> _REQUIRED WORK_:
1) Translate this sentence from the passage on Dirichlet forms into Spanish: "From the physical perspective, such quadratic forms may intuitively be understood as a model of functional energy."
2) How many lines in the records contain the string "PREMIUM"? Case counts, and reply with the number only.

> _TEXT SHOWN_:

════

In this paper, we propose generalizing the results in [1]. To this aim, let us consider the case of the Laplace–Beltrami operator on M associated with Dirichlet form $\mathcal{E}$ via Kato’s representation theorem [10], that is,

$$(-{\Delta }_{\mu }u,v)=\mathcal{E}(u,v).$$

(4)

From the physical perspective, such quadratic forms may intuitively be understood as a model of functional energy. The measured perturbation of Dirichlet forms have been studied in generally increasing increments and with different aims. The purpose of this paper is to adapt the strategy from [1,2,11,12,13,14] to a local Dirichlet form given by (4).

To outline our main results, it is convenient to introduce the following notations.

A Riemannian metric (or a Riemannian metric tensor) on a smooth n-$dimensional$ manifold M is a family $g={\left\{g\left(x\right)\right\}}_{x\in M}$ such that $T_{x}M$, smoothly depending on $x\in M$. Using the metric tensor, one defines an inner product ${\langle .,.\rangle }_g$ in any tangent space $T_{x}M$ by

$${\langle \xi ,\eta \rangle }_g\equiv g\left(x\right)(\xi ,\eta ),$$

for all tangent vectors $\xi ,\eta \in T_{x}M$. Hence, $T_{x}M$ becomes an Euclidean space.

Assume in the sequel that $(M,g,\mu )$ is a weighted manifold. The couple $(M,\mu )$ can also be considered as a measure space. Hence, the notions of measurable and integrable functions are defined as well as the Lebesgue function spaces $L^p\left(M\right)=L^P(M,\mu ),1\le p\le +\infty$.

════

> _PROVIDED INFORMATION_:
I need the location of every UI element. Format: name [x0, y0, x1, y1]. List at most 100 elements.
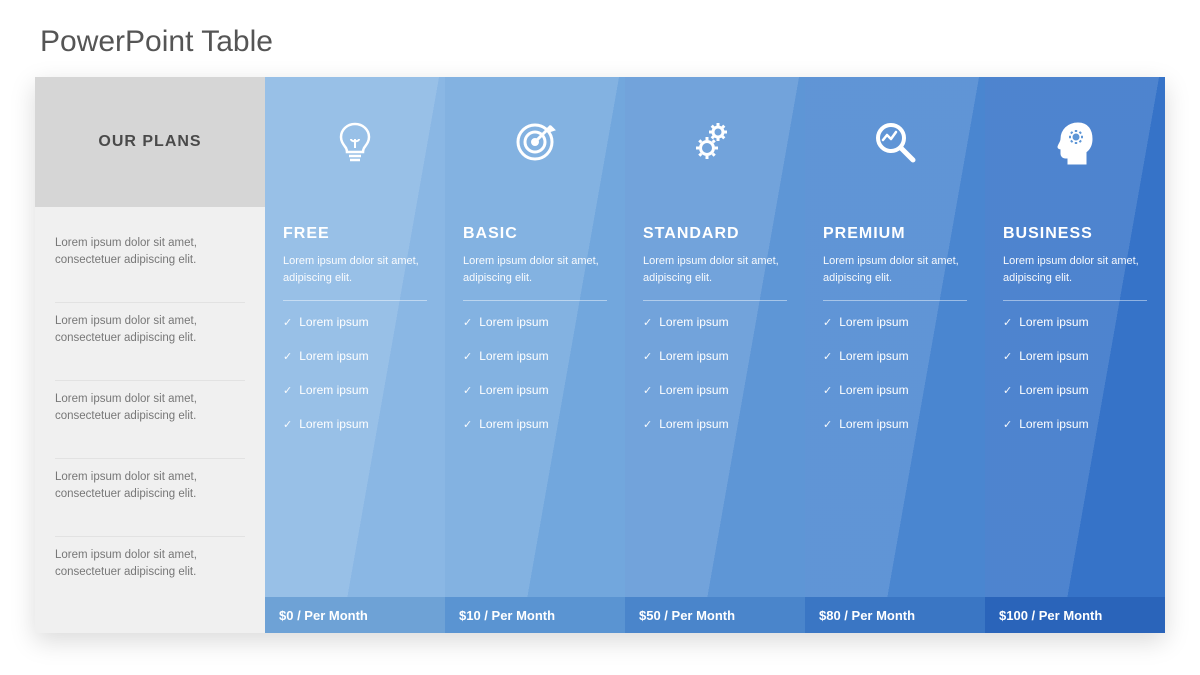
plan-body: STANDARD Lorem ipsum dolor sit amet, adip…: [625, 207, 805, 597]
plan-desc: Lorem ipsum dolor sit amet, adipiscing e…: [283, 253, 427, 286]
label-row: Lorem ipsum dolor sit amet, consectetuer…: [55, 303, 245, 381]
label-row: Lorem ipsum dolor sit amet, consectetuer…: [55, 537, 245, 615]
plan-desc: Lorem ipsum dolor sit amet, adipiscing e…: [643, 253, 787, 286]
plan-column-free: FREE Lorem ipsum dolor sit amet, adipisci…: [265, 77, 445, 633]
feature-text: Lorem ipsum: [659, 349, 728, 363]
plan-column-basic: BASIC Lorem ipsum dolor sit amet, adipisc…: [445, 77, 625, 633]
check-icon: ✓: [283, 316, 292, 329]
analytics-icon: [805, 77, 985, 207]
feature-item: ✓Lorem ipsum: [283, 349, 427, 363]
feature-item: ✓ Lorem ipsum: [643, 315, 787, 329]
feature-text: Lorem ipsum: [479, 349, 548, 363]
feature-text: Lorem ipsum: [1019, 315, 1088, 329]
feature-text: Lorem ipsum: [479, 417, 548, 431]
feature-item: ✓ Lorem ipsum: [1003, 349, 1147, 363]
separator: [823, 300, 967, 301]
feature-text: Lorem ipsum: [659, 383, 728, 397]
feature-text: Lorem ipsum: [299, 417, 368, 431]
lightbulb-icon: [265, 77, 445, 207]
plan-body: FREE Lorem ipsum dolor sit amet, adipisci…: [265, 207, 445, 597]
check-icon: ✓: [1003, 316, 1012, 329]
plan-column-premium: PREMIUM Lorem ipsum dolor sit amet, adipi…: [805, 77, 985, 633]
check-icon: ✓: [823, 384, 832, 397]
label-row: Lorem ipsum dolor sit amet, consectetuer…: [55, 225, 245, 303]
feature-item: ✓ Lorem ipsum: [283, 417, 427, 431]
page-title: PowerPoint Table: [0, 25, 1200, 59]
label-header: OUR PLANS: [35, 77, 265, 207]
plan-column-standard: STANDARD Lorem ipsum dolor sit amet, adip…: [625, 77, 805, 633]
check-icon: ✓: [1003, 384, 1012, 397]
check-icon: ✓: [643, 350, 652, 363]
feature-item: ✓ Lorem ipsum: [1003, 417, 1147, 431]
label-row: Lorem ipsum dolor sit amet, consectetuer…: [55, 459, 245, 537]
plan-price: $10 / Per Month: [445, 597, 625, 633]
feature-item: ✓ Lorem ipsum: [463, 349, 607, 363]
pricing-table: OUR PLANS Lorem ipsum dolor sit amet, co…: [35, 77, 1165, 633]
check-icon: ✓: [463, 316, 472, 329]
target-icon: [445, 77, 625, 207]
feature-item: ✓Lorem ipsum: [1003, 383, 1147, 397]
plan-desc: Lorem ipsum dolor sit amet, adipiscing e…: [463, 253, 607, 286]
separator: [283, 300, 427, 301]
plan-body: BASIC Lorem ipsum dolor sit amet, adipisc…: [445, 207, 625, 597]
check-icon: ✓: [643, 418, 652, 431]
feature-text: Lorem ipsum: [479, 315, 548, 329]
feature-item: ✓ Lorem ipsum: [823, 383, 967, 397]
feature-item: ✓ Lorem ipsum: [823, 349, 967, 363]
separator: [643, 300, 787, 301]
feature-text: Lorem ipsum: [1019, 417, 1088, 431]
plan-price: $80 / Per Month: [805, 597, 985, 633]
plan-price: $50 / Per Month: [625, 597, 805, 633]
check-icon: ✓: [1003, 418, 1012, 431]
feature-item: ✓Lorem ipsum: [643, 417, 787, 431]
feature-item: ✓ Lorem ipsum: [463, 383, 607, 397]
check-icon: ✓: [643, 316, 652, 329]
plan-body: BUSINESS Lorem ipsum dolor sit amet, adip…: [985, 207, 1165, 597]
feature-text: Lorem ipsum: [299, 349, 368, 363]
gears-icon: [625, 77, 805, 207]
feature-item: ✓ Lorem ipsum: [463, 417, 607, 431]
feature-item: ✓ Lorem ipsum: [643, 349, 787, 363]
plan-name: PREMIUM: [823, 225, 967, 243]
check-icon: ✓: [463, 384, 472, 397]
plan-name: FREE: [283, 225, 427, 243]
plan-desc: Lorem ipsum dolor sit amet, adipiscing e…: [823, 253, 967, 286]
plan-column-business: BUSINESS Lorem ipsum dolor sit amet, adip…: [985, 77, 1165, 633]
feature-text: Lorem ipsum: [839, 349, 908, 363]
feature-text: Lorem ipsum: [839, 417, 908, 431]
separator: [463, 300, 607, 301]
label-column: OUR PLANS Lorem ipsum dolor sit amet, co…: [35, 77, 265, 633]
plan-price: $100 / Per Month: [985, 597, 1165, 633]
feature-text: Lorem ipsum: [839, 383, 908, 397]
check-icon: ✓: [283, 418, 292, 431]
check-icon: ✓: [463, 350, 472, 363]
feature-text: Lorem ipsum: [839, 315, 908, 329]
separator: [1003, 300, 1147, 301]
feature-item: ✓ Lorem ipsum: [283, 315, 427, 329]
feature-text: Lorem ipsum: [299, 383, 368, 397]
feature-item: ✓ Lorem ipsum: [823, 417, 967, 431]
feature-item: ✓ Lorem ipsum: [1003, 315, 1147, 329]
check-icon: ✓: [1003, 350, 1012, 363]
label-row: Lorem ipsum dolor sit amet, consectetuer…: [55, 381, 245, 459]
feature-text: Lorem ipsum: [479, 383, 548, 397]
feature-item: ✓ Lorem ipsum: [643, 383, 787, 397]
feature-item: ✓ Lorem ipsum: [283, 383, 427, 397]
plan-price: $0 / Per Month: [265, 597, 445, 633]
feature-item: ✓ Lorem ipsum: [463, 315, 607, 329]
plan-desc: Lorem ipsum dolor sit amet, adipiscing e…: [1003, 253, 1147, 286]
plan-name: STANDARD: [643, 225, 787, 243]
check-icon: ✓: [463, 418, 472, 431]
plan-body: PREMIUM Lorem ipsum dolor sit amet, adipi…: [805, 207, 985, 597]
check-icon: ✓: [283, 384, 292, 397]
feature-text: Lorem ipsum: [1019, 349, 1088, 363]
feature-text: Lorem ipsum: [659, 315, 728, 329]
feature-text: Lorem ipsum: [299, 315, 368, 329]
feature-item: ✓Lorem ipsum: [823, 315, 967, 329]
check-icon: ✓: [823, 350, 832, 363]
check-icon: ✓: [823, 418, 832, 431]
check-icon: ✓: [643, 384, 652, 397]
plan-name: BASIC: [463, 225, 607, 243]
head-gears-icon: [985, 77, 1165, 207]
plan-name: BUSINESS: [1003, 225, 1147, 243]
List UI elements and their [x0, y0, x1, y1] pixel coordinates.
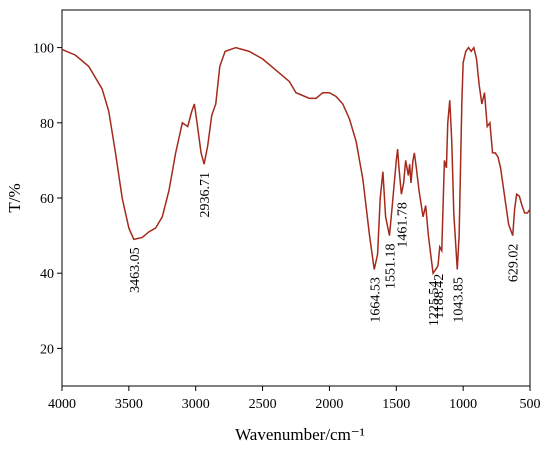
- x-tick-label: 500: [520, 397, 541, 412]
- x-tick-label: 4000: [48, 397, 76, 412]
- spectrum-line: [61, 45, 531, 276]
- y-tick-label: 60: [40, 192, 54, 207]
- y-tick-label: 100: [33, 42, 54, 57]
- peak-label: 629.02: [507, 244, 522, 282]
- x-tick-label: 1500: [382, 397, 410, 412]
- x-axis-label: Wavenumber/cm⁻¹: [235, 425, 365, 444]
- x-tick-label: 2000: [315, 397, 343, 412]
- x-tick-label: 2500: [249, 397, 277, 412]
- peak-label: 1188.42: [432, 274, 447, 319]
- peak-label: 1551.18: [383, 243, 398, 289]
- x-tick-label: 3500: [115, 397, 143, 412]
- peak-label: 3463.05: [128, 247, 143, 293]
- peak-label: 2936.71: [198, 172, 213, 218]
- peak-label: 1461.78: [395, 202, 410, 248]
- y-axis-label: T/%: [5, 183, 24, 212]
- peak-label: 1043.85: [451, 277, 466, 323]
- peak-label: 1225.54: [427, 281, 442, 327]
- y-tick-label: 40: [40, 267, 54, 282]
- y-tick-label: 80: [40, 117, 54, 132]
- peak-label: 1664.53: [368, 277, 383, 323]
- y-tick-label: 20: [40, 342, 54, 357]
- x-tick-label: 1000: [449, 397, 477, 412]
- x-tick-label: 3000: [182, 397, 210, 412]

════

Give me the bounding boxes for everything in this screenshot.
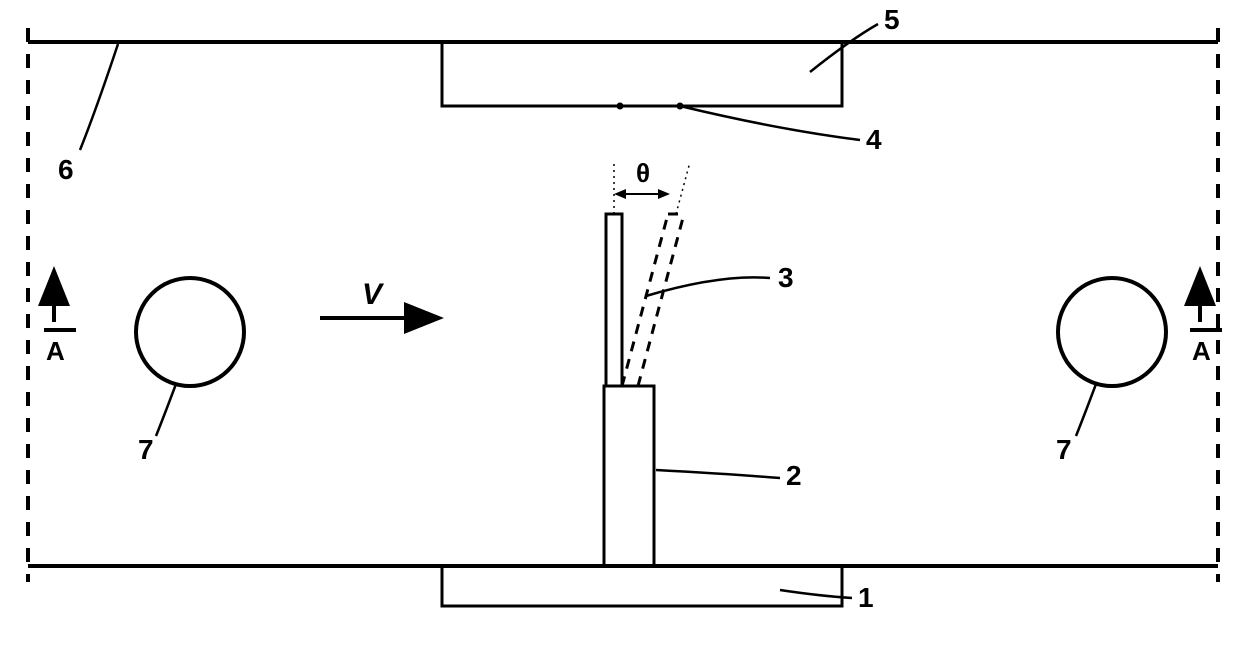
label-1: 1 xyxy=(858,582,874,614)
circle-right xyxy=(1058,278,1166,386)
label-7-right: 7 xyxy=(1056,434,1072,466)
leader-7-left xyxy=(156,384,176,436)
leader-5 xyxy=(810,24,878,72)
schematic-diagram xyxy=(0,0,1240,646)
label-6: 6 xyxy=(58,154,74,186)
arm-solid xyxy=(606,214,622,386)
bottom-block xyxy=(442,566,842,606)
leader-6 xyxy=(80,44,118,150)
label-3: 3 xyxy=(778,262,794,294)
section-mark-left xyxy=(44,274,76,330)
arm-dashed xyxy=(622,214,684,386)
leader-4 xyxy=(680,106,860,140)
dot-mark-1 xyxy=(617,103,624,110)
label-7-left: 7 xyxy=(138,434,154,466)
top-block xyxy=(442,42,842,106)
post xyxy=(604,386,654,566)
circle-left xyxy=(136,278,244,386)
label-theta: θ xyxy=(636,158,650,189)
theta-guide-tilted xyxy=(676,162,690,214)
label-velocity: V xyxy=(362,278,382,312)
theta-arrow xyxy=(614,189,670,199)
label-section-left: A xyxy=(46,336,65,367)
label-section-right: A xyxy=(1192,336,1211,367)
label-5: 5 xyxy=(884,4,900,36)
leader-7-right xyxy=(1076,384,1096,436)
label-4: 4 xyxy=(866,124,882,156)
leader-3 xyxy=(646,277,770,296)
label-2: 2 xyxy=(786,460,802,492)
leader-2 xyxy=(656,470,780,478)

════

> _ANSWERS TO THE TASKS_:
1) Desde la perspectiva física, tales formas cuadráticas pueden entenderse intuitivamente como un modelo de energía funcional.

2) 3